** THE EXERCISE **
In the entries that follow, how many lines hold the string "copyright"? Give only that number.

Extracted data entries

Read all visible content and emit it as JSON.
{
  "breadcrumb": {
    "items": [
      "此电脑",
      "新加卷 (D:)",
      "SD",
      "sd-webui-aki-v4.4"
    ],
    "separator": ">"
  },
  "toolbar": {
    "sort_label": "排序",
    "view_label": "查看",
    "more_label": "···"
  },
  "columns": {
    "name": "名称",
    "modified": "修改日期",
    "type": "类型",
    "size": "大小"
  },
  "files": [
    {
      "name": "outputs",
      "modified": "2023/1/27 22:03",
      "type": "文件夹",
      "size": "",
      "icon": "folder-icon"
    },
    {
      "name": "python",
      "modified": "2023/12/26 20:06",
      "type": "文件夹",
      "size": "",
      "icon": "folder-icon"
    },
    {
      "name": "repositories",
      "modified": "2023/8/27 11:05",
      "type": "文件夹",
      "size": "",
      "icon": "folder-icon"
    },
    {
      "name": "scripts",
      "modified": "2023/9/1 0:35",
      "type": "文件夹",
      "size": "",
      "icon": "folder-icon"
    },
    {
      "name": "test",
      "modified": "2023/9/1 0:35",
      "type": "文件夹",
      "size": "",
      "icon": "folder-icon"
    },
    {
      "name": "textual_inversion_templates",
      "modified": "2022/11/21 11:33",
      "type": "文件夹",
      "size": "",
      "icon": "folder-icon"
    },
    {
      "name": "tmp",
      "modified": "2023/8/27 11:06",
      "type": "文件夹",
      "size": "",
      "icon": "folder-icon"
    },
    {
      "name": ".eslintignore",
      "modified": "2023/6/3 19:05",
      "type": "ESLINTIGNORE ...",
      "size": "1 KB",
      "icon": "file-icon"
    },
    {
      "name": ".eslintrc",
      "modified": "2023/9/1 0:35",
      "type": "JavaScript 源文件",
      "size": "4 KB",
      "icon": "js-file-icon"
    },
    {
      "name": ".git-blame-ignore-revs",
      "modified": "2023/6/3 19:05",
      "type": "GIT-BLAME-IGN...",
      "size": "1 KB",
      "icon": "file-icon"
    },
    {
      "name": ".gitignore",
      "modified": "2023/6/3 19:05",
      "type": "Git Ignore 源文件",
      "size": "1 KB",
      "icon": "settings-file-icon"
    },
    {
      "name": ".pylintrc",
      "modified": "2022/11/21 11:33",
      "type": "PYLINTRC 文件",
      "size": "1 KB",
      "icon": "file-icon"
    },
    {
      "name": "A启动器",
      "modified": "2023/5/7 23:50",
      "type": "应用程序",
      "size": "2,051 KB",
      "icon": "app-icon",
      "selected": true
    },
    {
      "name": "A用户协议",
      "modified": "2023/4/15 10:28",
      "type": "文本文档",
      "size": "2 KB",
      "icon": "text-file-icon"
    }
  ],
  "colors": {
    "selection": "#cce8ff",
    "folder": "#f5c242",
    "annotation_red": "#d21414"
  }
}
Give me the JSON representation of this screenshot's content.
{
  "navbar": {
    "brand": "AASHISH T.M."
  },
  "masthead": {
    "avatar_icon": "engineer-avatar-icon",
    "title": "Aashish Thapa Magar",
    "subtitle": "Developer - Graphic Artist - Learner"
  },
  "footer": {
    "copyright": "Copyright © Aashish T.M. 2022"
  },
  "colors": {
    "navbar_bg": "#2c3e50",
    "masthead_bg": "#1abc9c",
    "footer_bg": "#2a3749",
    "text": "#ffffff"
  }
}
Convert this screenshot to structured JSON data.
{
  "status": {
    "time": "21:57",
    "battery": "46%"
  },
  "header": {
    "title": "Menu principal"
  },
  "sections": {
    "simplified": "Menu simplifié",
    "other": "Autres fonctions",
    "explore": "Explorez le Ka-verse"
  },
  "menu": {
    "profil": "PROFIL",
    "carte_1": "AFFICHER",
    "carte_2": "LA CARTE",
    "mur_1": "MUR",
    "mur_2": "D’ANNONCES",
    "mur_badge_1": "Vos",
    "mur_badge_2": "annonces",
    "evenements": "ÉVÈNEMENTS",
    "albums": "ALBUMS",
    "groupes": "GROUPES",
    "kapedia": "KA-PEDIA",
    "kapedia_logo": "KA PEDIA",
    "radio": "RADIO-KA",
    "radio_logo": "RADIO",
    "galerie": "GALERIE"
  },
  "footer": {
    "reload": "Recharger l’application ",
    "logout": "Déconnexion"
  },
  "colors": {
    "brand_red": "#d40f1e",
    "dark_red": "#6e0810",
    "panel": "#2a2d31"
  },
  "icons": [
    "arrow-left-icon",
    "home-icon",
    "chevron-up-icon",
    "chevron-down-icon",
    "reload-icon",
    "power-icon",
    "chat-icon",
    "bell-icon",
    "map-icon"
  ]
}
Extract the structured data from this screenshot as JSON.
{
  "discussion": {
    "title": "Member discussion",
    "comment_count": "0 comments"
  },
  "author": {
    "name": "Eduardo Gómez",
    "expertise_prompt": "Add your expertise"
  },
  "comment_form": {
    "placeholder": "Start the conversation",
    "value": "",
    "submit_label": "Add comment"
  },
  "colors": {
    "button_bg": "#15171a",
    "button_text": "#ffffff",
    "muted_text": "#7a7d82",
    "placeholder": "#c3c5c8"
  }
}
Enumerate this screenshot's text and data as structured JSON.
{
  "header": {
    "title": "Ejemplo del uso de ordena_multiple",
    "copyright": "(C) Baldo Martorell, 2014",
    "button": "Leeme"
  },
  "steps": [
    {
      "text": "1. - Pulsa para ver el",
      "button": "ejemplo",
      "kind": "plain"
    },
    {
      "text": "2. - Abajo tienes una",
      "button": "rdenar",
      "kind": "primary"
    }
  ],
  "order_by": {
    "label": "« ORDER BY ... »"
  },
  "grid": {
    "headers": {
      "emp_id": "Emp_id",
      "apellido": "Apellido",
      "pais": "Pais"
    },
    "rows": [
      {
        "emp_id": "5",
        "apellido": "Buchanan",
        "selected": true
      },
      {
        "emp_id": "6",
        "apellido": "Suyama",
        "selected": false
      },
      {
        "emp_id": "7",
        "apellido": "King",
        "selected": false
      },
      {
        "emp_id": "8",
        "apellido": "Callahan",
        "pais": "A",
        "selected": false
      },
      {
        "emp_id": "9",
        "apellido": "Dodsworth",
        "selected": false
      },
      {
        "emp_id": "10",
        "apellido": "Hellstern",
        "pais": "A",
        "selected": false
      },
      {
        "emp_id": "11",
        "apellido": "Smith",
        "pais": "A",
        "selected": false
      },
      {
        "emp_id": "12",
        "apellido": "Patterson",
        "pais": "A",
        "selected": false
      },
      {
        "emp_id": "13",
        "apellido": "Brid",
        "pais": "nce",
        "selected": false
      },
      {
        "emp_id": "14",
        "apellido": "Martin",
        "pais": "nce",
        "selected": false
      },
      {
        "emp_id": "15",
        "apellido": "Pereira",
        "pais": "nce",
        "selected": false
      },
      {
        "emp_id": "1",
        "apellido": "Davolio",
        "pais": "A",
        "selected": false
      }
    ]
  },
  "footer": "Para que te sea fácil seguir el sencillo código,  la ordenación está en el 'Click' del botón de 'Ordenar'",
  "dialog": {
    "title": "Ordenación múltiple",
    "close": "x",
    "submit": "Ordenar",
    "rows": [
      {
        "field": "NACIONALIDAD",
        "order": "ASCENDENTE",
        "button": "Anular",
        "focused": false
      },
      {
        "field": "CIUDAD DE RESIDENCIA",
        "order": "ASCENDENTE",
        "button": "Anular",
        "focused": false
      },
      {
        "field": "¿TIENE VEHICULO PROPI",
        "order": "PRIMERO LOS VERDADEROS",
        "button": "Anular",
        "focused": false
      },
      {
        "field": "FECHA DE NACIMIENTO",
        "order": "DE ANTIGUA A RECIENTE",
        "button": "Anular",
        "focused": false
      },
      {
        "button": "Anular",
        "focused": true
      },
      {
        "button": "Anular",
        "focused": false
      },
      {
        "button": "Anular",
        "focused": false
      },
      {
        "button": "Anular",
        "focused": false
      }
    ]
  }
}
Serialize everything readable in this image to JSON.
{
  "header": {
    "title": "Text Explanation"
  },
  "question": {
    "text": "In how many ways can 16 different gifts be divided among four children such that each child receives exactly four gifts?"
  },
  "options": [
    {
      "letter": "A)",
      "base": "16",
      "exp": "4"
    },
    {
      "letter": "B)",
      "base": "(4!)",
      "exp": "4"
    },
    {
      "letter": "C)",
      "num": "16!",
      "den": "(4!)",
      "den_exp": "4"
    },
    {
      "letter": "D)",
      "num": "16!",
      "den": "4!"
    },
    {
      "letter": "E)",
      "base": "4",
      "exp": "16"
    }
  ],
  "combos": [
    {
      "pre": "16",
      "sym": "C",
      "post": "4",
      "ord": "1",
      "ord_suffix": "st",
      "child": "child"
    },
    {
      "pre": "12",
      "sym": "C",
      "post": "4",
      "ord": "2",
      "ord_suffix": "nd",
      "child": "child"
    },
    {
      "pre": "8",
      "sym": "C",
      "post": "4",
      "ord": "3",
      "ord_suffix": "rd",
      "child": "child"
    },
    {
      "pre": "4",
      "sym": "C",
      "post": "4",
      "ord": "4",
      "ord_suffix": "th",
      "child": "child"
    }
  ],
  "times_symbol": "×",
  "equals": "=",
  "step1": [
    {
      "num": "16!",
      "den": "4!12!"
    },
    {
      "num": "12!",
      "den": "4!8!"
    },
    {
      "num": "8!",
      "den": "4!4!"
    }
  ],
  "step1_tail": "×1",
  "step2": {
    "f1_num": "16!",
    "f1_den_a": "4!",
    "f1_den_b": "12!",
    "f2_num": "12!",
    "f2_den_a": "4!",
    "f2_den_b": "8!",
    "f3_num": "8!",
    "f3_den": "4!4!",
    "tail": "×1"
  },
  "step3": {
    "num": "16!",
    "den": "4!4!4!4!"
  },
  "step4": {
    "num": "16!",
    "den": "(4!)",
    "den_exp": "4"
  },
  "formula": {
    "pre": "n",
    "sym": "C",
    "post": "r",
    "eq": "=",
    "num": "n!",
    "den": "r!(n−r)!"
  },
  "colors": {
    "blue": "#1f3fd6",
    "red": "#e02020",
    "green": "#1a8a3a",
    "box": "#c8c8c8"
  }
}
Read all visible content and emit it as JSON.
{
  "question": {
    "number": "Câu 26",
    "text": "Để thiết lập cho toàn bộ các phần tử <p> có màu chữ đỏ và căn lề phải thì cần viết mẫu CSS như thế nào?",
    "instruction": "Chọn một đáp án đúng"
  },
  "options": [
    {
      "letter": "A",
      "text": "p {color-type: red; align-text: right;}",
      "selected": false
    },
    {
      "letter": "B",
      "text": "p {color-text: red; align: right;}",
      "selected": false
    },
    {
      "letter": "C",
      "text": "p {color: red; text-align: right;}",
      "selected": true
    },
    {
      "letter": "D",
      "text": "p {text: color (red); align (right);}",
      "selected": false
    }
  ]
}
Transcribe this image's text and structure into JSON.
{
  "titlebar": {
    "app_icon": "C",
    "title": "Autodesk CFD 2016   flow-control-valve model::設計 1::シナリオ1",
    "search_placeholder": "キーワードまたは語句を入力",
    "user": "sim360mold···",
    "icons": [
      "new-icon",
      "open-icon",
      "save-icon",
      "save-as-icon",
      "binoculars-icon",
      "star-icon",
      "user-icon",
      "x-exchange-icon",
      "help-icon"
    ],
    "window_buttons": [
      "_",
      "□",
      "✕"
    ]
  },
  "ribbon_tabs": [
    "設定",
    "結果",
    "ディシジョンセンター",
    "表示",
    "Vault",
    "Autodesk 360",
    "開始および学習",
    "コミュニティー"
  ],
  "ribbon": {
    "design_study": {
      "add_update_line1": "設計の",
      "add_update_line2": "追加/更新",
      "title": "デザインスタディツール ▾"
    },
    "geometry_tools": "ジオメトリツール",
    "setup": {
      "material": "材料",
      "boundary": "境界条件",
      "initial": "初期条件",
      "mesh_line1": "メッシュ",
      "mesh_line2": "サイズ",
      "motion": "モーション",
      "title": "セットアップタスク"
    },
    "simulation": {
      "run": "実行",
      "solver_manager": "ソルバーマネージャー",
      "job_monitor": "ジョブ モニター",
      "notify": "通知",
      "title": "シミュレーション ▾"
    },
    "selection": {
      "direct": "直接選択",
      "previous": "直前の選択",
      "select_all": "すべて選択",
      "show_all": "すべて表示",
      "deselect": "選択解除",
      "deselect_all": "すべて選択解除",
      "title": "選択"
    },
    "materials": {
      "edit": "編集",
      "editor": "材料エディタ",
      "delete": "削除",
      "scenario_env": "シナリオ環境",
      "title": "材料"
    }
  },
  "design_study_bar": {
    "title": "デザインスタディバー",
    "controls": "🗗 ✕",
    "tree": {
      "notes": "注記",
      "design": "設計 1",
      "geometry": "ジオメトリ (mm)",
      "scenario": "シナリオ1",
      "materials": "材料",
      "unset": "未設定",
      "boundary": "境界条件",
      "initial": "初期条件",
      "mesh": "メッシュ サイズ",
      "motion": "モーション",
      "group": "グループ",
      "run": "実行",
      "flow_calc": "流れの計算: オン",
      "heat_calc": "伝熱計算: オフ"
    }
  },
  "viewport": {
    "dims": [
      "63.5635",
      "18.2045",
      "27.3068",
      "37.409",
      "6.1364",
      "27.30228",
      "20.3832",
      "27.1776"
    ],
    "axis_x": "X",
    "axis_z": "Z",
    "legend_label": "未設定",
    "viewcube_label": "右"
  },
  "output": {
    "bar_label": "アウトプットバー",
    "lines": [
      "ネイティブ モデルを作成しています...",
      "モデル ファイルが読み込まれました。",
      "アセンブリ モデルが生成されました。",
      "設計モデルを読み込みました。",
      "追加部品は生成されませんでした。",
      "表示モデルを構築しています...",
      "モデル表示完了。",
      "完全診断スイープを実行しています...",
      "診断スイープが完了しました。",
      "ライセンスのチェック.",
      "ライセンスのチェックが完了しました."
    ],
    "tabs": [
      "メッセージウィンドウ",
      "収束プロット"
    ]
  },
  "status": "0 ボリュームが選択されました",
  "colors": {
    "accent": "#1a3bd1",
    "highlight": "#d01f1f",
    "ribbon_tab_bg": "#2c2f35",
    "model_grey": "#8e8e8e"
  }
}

** RESPONSE FOR THIS EXERCISE **
2